Moratoriums needed in music

While we’re here, a few for the audiences:

Rock concert audiences: This is not mass karaoke. I did not pay huge sums of money to hear some drunk yahoo sing in my ear. STFU.

Classical concert audiences: The Hallelujah Chorus is not a national anthem. Just because two hundred years ago George II got a leg cramp after sitting through two hours of oratorio is no reason for you to stand up now. Don’t be such a lemming.

Frank Zappa’s entire collection. Sure, the late eighties and early nineties weren’t his best work by any means, but he was churning out two (or more) solid albums per year up until around 84. Oh crap, I guess you’re right about that 20 years thing. :slight_smile:

I figured the beatles and the ramones, but they were in a class unto themselves. Acts like britney, Good Charlotte, Limp Bizkit, etc. seem to be churning out crap by the pantload every few minutes. It needs to be stopped, for the good of all mankind.

Lastly, U2 gets a pass on nothing. :mad: All that you can’t leave behind was barely up to snuff, and vertigo sounds like some rehashed Van Halen B side. :mad: It’s time we crack down on them before they suck again.

Speaking of Van Halen, how about a three strikes and out rule. Your third lead singer is your last. If you can’t stick with him, call it quits. Maybe it’ll make 'em think a bit before picking some washed up singer from a crap one hit band. And yeah, we count velvet revolver and audioslave in this too. Nice try guys, but replacing one member of the band does not a new band make. Strike 2 for both of ya.

Wow…I seem to have struck a nerve with some people, huh? You know what kills me about Velvet Revolver? Guns N Roses got tired of dealing with Axl Rose, citing that he was difficult to work with, and a junkie. And they replaced him with Scott Weiland, who’s been in and out of rehab more often than some people change their underwear.

Given task a:
Answer these questions from the post about music moratoriums:
(i) Who got a leg cramp after sitting through two hours of oratorio?
(ii) What does the post say "vertigo" sounds like?
(iii) Who replaced Axl Rose?

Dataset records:

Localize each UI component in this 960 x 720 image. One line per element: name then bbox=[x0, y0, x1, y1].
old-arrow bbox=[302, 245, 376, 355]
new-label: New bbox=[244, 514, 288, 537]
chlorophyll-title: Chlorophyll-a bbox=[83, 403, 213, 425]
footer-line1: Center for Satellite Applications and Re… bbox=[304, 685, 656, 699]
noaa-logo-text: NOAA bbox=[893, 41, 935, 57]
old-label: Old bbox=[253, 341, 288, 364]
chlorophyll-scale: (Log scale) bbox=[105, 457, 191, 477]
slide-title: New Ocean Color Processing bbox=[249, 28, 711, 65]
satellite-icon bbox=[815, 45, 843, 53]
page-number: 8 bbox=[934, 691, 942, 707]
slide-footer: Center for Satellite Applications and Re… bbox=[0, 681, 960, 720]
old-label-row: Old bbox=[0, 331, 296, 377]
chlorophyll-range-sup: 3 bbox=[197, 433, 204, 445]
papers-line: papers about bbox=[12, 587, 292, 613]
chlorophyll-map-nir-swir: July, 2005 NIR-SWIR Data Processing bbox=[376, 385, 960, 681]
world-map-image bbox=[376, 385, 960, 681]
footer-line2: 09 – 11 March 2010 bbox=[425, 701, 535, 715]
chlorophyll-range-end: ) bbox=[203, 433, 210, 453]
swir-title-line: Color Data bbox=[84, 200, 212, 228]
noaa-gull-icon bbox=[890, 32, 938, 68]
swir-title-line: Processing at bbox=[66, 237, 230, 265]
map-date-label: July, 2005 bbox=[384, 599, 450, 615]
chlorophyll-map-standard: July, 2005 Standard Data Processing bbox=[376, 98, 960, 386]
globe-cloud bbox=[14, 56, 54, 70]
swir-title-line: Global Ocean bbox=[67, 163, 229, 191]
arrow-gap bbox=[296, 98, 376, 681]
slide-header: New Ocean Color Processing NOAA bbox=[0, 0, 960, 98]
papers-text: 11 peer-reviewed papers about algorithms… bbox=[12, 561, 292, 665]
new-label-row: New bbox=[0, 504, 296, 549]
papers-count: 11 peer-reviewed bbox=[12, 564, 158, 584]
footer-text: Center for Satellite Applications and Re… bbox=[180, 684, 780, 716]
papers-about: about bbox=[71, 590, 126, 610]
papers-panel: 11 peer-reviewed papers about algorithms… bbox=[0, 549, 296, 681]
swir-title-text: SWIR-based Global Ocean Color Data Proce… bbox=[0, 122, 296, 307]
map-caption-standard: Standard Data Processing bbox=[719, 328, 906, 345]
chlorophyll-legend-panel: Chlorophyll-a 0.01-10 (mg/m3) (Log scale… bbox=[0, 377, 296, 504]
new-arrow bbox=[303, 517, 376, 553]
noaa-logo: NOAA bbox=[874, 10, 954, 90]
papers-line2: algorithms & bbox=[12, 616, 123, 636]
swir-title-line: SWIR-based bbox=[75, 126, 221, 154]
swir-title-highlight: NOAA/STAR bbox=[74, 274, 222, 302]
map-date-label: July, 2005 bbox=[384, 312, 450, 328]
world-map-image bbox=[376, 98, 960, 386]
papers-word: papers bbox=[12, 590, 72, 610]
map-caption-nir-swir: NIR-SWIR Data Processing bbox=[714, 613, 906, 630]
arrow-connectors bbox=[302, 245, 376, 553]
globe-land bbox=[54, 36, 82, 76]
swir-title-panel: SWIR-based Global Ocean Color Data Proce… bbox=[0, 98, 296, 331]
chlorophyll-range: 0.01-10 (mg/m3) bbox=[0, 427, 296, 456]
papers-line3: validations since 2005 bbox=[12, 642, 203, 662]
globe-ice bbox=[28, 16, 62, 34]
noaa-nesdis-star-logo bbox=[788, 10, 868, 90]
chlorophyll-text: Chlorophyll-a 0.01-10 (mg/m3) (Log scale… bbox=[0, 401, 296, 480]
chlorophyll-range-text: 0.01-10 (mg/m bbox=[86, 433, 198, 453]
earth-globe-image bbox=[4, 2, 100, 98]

Given task b: List every line of the entries that contains the word "Global". Case counts.

Final answer a:
(i) George II
(ii) Some rehashed Van Halen B side
(iii) Scott Weiland

Final answer b:
swir-title-line: Global Ocean bbox=[67, 163, 229, 191]
swir-title-text: SWIR-based Global Ocean Color Data Proce… bbox=[0, 122, 296, 307]
swir-title-panel: SWIR-based Global Ocean Color Data Proce… bbox=[0, 98, 296, 331]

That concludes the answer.